Set task: All of the data should be output character for character, except the pictures.

Dataset rows about figures:
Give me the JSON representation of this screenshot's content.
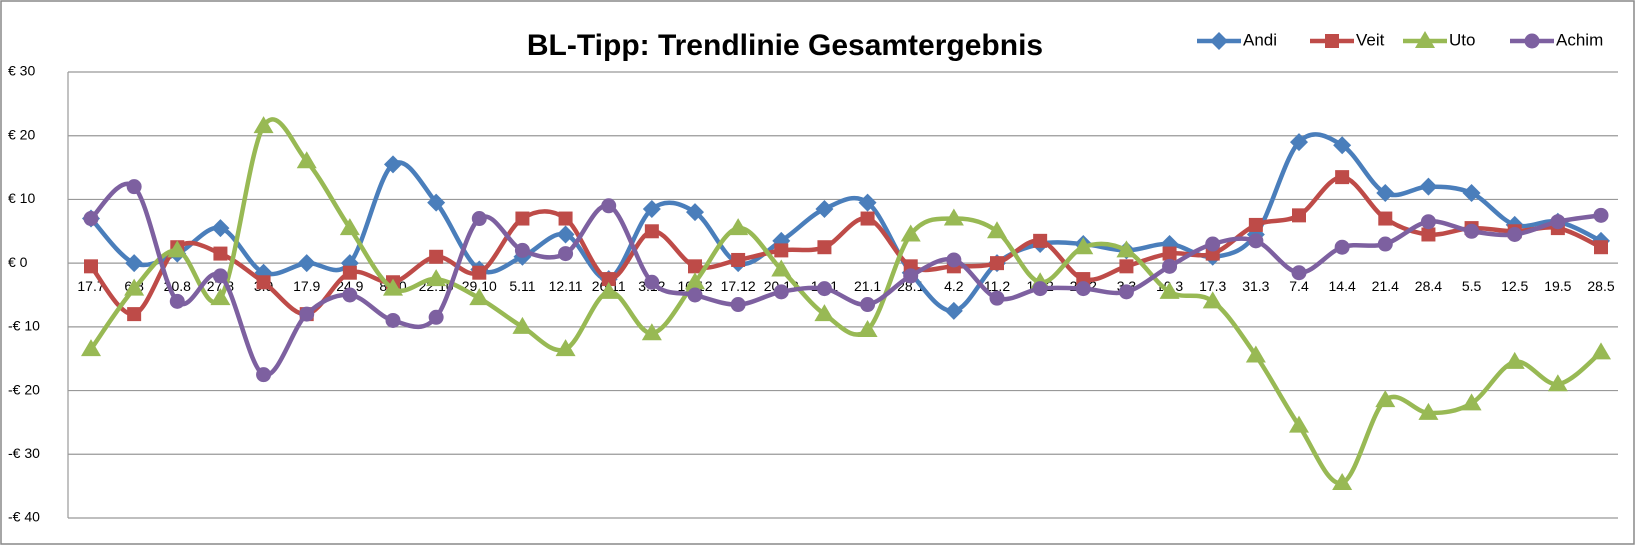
{
  "chart_data": {
    "type": "line",
    "title": "BL-Tipp: Trendlinie Gesamtergebnis",
    "categories": [
      "17.7",
      "6.8",
      "20.8",
      "27.8",
      "3.9",
      "17.9",
      "24.9",
      "8.10",
      "22.10",
      "29.10",
      "5.11",
      "12.11",
      "26.11",
      "3.12",
      "10.12",
      "17.12",
      "20.12",
      "14.1",
      "21.1",
      "28.1",
      "4.2",
      "11.2",
      "18.2",
      "25.2",
      "3.3",
      "10.3",
      "17.3",
      "31.3",
      "7.4",
      "14.4",
      "21.4",
      "28.4",
      "5.5",
      "12.5",
      "19.5",
      "28.5"
    ],
    "series": [
      {
        "name": "Andi",
        "color": "#4a7ebb",
        "marker": "diamond",
        "values": [
          7,
          0,
          1.5,
          5.5,
          -1.5,
          0,
          0,
          15.5,
          9.5,
          -1,
          1,
          4.5,
          -2.5,
          8.5,
          8,
          0,
          3.5,
          8.5,
          9.5,
          -1.5,
          -7.5,
          0,
          3,
          3,
          2,
          3,
          1,
          4.5,
          19,
          18.5,
          11,
          12,
          11,
          6,
          6.5,
          3.5
        ]
      },
      {
        "name": "Veit",
        "color": "#be4b48",
        "marker": "square",
        "values": [
          -0.5,
          -8,
          2.5,
          1.5,
          -3,
          -8,
          -1.5,
          -3,
          1,
          -1.5,
          7,
          7,
          -2.5,
          5,
          -0.5,
          0.5,
          2,
          2.5,
          7,
          -0.5,
          -0.5,
          0,
          3.5,
          -2.5,
          -0.5,
          1.5,
          1.5,
          6,
          7.5,
          13.5,
          7,
          4.5,
          5.5,
          5,
          5.5,
          2.5
        ]
      },
      {
        "name": "Uto",
        "color": "#98b954",
        "marker": "triangle",
        "values": [
          -13.5,
          -4,
          2,
          -5.5,
          21.5,
          16,
          5.5,
          -4,
          -2.5,
          -5.5,
          -10,
          -13.5,
          -4.5,
          -11,
          -3,
          5.5,
          -1,
          -8,
          -10.5,
          4.5,
          7,
          5,
          -3,
          2.5,
          2,
          -4.5,
          -6,
          -14.5,
          -25.5,
          -34.5,
          -21.5,
          -23.5,
          -22,
          -15.5,
          -19,
          -14
        ]
      },
      {
        "name": "Achim",
        "color": "#7d60a0",
        "marker": "circle",
        "values": [
          7,
          12,
          -6,
          -2,
          -17.5,
          -8,
          -5,
          -9,
          -8.5,
          7,
          2,
          1.5,
          9,
          -3,
          -5,
          -6.5,
          -4.5,
          -4,
          -6.5,
          -2,
          0.5,
          -5.5,
          -4,
          -4,
          -4.5,
          -0.5,
          3,
          3.5,
          -1.5,
          2.5,
          3,
          6.5,
          5,
          4.5,
          6.5,
          7.5
        ]
      }
    ],
    "ylim": [
      -40,
      30
    ],
    "yticks": [
      {
        "value": -40,
        "label": "-€ 40"
      },
      {
        "value": -30,
        "label": "-€ 30"
      },
      {
        "value": -20,
        "label": "-€ 20"
      },
      {
        "value": -10,
        "label": "-€ 10"
      },
      {
        "value": 0,
        "label": "€ 0"
      },
      {
        "value": 10,
        "label": "€ 10"
      },
      {
        "value": 20,
        "label": "€ 20"
      },
      {
        "value": 30,
        "label": "€ 30"
      }
    ],
    "grid": true,
    "smooth": true,
    "legend": "top-right"
  }
}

The result:
Give me the JSON representation of this screenshot's content.
{
  "chart_data": {
    "type": "line",
    "title": "BL-Tipp: Trendlinie Gesamtergebnis",
    "categories": [
      "17.7",
      "6.8",
      "20.8",
      "27.8",
      "3.9",
      "17.9",
      "24.9",
      "8.10",
      "22.10",
      "29.10",
      "5.11",
      "12.11",
      "26.11",
      "3.12",
      "10.12",
      "17.12",
      "20.12",
      "14.1",
      "21.1",
      "28.1",
      "4.2",
      "11.2",
      "18.2",
      "25.2",
      "3.3",
      "10.3",
      "17.3",
      "31.3",
      "7.4",
      "14.4",
      "21.4",
      "28.4",
      "5.5",
      "12.5",
      "19.5",
      "28.5"
    ],
    "series": [
      {
        "name": "Andi",
        "color": "#4a7ebb",
        "marker": "diamond",
        "values": [
          7,
          0,
          1.5,
          5.5,
          -1.5,
          0,
          0,
          15.5,
          9.5,
          -1,
          1,
          4.5,
          -2.5,
          8.5,
          8,
          0,
          3.5,
          8.5,
          9.5,
          -1.5,
          -7.5,
          0,
          3,
          3,
          2,
          3,
          1,
          4.5,
          19,
          18.5,
          11,
          12,
          11,
          6,
          6.5,
          3.5
        ]
      },
      {
        "name": "Veit",
        "color": "#be4b48",
        "marker": "square",
        "values": [
          -0.5,
          -8,
          2.5,
          1.5,
          -3,
          -8,
          -1.5,
          -3,
          1,
          -1.5,
          7,
          7,
          -2.5,
          5,
          -0.5,
          0.5,
          2,
          2.5,
          7,
          -0.5,
          -0.5,
          0,
          3.5,
          -2.5,
          -0.5,
          1.5,
          1.5,
          6,
          7.5,
          13.5,
          7,
          4.5,
          5.5,
          5,
          5.5,
          2.5
        ]
      },
      {
        "name": "Uto",
        "color": "#98b954",
        "marker": "triangle",
        "values": [
          -13.5,
          -4,
          2,
          -5.5,
          21.5,
          16,
          5.5,
          -4,
          -2.5,
          -5.5,
          -10,
          -13.5,
          -4.5,
          -11,
          -3,
          5.5,
          -1,
          -8,
          -10.5,
          4.5,
          7,
          5,
          -3,
          2.5,
          2,
          -4.5,
          -6,
          -14.5,
          -25.5,
          -34.5,
          -21.5,
          -23.5,
          -22,
          -15.5,
          -19,
          -14
        ]
      },
      {
        "name": "Achim",
        "color": "#7d60a0",
        "marker": "circle",
        "values": [
          7,
          12,
          -6,
          -2,
          -17.5,
          -8,
          -5,
          -9,
          -8.5,
          7,
          2,
          1.5,
          9,
          -3,
          -5,
          -6.5,
          -4.5,
          -4,
          -6.5,
          -2,
          0.5,
          -5.5,
          -4,
          -4,
          -4.5,
          -0.5,
          3,
          3.5,
          -1.5,
          2.5,
          3,
          6.5,
          5,
          4.5,
          6.5,
          7.5
        ]
      }
    ],
    "ylim": [
      -40,
      30
    ],
    "yticks": [
      {
        "value": -40,
        "label": "-€ 40"
      },
      {
        "value": -30,
        "label": "-€ 30"
      },
      {
        "value": -20,
        "label": "-€ 20"
      },
      {
        "value": -10,
        "label": "-€ 10"
      },
      {
        "value": 0,
        "label": "€ 0"
      },
      {
        "value": 10,
        "label": "€ 10"
      },
      {
        "value": 20,
        "label": "€ 20"
      },
      {
        "value": 30,
        "label": "€ 30"
      }
    ],
    "grid": true,
    "smooth": true,
    "legend": "top-right"
  }
}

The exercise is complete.